#### [DATA TO PROCESS]
##########

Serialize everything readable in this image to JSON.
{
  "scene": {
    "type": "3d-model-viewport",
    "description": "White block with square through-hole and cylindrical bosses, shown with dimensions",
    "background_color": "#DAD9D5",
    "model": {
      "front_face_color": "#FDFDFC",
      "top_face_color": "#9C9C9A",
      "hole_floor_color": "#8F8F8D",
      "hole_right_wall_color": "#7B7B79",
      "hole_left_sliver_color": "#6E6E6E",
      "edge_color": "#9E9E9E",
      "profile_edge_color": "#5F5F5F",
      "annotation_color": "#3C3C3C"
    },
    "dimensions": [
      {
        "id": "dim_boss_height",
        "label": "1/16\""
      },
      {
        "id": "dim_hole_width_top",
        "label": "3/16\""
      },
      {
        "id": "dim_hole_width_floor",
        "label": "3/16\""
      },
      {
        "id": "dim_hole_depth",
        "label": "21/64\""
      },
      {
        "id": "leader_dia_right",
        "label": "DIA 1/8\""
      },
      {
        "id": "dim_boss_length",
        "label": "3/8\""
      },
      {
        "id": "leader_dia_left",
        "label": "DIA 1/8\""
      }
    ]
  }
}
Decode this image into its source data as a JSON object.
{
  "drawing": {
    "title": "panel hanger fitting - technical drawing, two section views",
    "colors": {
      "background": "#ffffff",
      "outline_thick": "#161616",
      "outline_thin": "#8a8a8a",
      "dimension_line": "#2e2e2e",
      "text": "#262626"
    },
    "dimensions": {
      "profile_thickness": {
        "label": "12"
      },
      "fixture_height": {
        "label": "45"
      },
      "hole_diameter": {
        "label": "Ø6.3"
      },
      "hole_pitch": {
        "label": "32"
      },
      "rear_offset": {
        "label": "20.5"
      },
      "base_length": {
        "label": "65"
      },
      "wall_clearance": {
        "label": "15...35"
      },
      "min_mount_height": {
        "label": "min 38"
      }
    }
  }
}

##########

#### [GIVEN INSTRUCTION]
List all lines holding the string "image".

#### [COMPLETE OUTPUT]
Serialize everything readable in this image to JSON.
Decode this image into its source data as a JSON object.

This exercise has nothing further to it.